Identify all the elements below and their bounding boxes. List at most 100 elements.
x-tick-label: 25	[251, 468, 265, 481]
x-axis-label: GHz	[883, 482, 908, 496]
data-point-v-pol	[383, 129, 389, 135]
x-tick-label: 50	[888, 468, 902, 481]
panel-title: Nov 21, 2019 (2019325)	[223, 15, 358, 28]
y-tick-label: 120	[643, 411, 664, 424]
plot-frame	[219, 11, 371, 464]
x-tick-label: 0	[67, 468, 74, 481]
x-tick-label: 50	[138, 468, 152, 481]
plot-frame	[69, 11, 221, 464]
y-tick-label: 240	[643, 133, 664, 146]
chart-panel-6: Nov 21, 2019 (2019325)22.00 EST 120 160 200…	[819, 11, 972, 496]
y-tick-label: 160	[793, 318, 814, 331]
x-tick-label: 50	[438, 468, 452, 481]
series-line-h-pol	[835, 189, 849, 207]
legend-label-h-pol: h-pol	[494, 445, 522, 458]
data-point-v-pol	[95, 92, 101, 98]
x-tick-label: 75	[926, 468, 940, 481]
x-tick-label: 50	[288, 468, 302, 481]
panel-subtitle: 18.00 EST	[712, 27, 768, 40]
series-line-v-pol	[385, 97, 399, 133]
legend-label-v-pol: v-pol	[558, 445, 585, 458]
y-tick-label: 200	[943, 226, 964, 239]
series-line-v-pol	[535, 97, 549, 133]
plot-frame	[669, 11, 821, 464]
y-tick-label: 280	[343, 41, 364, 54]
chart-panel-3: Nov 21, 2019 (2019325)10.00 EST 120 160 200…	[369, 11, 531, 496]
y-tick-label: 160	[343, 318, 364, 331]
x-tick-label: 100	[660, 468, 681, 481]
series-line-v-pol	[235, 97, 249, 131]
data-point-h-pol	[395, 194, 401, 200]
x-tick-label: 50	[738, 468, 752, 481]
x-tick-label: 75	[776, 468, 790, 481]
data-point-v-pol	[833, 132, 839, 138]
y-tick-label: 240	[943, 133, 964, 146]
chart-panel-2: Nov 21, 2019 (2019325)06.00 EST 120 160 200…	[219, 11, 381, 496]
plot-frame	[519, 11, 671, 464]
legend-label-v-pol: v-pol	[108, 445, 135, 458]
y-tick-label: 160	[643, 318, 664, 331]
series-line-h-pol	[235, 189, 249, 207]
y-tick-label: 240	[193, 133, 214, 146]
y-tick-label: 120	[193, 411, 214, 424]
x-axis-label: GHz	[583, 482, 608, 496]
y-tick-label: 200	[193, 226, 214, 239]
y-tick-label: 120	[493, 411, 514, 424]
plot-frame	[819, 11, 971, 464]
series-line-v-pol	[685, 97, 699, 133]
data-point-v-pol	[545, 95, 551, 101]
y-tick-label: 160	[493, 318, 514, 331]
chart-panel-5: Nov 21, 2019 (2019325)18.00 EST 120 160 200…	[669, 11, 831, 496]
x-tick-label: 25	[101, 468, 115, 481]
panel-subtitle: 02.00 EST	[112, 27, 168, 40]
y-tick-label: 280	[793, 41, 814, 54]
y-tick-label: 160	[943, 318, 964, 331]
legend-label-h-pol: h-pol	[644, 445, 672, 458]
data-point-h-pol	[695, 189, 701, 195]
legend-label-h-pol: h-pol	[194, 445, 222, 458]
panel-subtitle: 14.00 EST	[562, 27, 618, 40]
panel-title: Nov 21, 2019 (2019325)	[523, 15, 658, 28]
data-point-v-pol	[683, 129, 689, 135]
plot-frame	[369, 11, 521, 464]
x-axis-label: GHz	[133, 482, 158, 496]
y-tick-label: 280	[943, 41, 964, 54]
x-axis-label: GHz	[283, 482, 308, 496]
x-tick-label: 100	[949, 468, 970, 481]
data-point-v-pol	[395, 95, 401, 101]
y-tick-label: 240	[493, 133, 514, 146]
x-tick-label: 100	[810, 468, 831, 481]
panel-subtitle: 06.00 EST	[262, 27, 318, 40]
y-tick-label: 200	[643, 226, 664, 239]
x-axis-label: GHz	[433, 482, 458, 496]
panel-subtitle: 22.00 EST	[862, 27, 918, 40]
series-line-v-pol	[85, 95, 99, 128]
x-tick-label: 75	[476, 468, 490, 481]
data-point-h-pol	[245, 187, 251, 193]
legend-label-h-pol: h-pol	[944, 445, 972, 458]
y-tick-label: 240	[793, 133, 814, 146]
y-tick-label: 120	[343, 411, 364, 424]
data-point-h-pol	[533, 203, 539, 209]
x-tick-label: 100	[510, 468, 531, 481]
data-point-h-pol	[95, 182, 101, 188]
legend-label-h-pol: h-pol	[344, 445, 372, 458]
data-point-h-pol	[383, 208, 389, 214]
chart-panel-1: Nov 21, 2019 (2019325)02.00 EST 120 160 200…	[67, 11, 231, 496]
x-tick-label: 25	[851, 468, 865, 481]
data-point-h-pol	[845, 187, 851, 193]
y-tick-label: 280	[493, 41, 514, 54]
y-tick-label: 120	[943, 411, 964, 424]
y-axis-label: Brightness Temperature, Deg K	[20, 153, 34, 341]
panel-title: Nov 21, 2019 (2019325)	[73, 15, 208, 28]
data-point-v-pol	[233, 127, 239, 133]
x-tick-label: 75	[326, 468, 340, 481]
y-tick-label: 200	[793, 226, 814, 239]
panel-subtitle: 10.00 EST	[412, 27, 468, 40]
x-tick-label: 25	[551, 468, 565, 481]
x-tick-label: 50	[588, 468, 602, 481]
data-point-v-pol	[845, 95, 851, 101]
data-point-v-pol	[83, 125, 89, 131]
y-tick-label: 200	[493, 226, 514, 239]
************
Please rewrite the lines above with "plot-frame" changed to "plot-area" everywhere it occurs, keeping everything else the same.

Identify all the elements below and their bounding boxes. List at most 100 elements.
x-tick-label: 25	[251, 468, 265, 481]
x-axis-label: GHz	[883, 482, 908, 496]
data-point-v-pol	[383, 129, 389, 135]
x-tick-label: 50	[888, 468, 902, 481]
panel-title: Nov 21, 2019 (2019325)	[223, 15, 358, 28]
y-tick-label: 120	[643, 411, 664, 424]
plot-area	[219, 11, 371, 464]
x-tick-label: 0	[67, 468, 74, 481]
x-tick-label: 50	[138, 468, 152, 481]
plot-area	[69, 11, 221, 464]
y-tick-label: 240	[643, 133, 664, 146]
chart-panel-6: Nov 21, 2019 (2019325)22.00 EST 120 160 200…	[819, 11, 972, 496]
y-tick-label: 160	[793, 318, 814, 331]
x-tick-label: 50	[438, 468, 452, 481]
series-line-h-pol	[835, 189, 849, 207]
legend-label-h-pol: h-pol	[494, 445, 522, 458]
data-point-v-pol	[95, 92, 101, 98]
x-tick-label: 75	[926, 468, 940, 481]
x-tick-label: 50	[288, 468, 302, 481]
panel-subtitle: 18.00 EST	[712, 27, 768, 40]
series-line-v-pol	[385, 97, 399, 133]
legend-label-v-pol: v-pol	[558, 445, 585, 458]
y-tick-label: 200	[943, 226, 964, 239]
series-line-v-pol	[535, 97, 549, 133]
plot-area	[669, 11, 821, 464]
y-tick-label: 280	[343, 41, 364, 54]
chart-panel-3: Nov 21, 2019 (2019325)10.00 EST 120 160 200…	[369, 11, 531, 496]
y-tick-label: 160	[343, 318, 364, 331]
x-tick-label: 100	[660, 468, 681, 481]
series-line-v-pol	[235, 97, 249, 131]
data-point-h-pol	[395, 194, 401, 200]
x-tick-label: 50	[738, 468, 752, 481]
x-tick-label: 75	[776, 468, 790, 481]
data-point-v-pol	[833, 132, 839, 138]
y-tick-label: 240	[943, 133, 964, 146]
chart-panel-2: Nov 21, 2019 (2019325)06.00 EST 120 160 200…	[219, 11, 381, 496]
plot-area	[519, 11, 671, 464]
legend-label-v-pol: v-pol	[108, 445, 135, 458]
y-tick-label: 160	[643, 318, 664, 331]
series-line-h-pol	[235, 189, 249, 207]
y-tick-label: 240	[193, 133, 214, 146]
y-tick-label: 120	[193, 411, 214, 424]
x-axis-label: GHz	[583, 482, 608, 496]
y-tick-label: 200	[193, 226, 214, 239]
y-tick-label: 120	[493, 411, 514, 424]
plot-area	[819, 11, 971, 464]
series-line-v-pol	[685, 97, 699, 133]
data-point-v-pol	[545, 95, 551, 101]
y-tick-label: 160	[493, 318, 514, 331]
chart-panel-5: Nov 21, 2019 (2019325)18.00 EST 120 160 200…	[669, 11, 831, 496]
x-tick-label: 25	[101, 468, 115, 481]
panel-subtitle: 02.00 EST	[112, 27, 168, 40]
y-tick-label: 280	[793, 41, 814, 54]
y-tick-label: 160	[943, 318, 964, 331]
legend-label-h-pol: h-pol	[644, 445, 672, 458]
data-point-h-pol	[695, 189, 701, 195]
legend-label-h-pol: h-pol	[194, 445, 222, 458]
panel-subtitle: 14.00 EST	[562, 27, 618, 40]
panel-title: Nov 21, 2019 (2019325)	[523, 15, 658, 28]
data-point-v-pol	[683, 129, 689, 135]
plot-area	[369, 11, 521, 464]
x-axis-label: GHz	[133, 482, 158, 496]
y-tick-label: 280	[943, 41, 964, 54]
x-axis-label: GHz	[283, 482, 308, 496]
x-tick-label: 100	[949, 468, 970, 481]
data-point-v-pol	[395, 95, 401, 101]
y-tick-label: 240	[493, 133, 514, 146]
x-tick-label: 100	[810, 468, 831, 481]
panel-subtitle: 06.00 EST	[262, 27, 318, 40]
y-tick-label: 200	[643, 226, 664, 239]
x-axis-label: GHz	[433, 482, 458, 496]
panel-subtitle: 22.00 EST	[862, 27, 918, 40]
series-line-v-pol	[85, 95, 99, 128]
x-tick-label: 75	[476, 468, 490, 481]
data-point-h-pol	[245, 187, 251, 193]
legend-label-h-pol: h-pol	[944, 445, 972, 458]
y-tick-label: 240	[793, 133, 814, 146]
y-tick-label: 120	[343, 411, 364, 424]
data-point-h-pol	[533, 203, 539, 209]
x-tick-label: 100	[510, 468, 531, 481]
data-point-h-pol	[95, 182, 101, 188]
legend-label-h-pol: h-pol	[344, 445, 372, 458]
data-point-h-pol	[383, 208, 389, 214]
chart-panel-1: Nov 21, 2019 (2019325)02.00 EST 120 160 200…	[67, 11, 231, 496]
x-tick-label: 25	[851, 468, 865, 481]
data-point-h-pol	[845, 187, 851, 193]
y-tick-label: 280	[493, 41, 514, 54]
y-tick-label: 120	[943, 411, 964, 424]
y-axis-label: Brightness Temperature, Deg K	[20, 153, 34, 341]
panel-title: Nov 21, 2019 (2019325)	[73, 15, 208, 28]
data-point-v-pol	[233, 127, 239, 133]
x-tick-label: 75	[326, 468, 340, 481]
y-tick-label: 200	[793, 226, 814, 239]
panel-subtitle: 10.00 EST	[412, 27, 468, 40]
x-tick-label: 25	[551, 468, 565, 481]
x-tick-label: 50	[588, 468, 602, 481]
data-point-v-pol	[845, 95, 851, 101]
data-point-v-pol	[83, 125, 89, 131]
y-tick-label: 200	[493, 226, 514, 239]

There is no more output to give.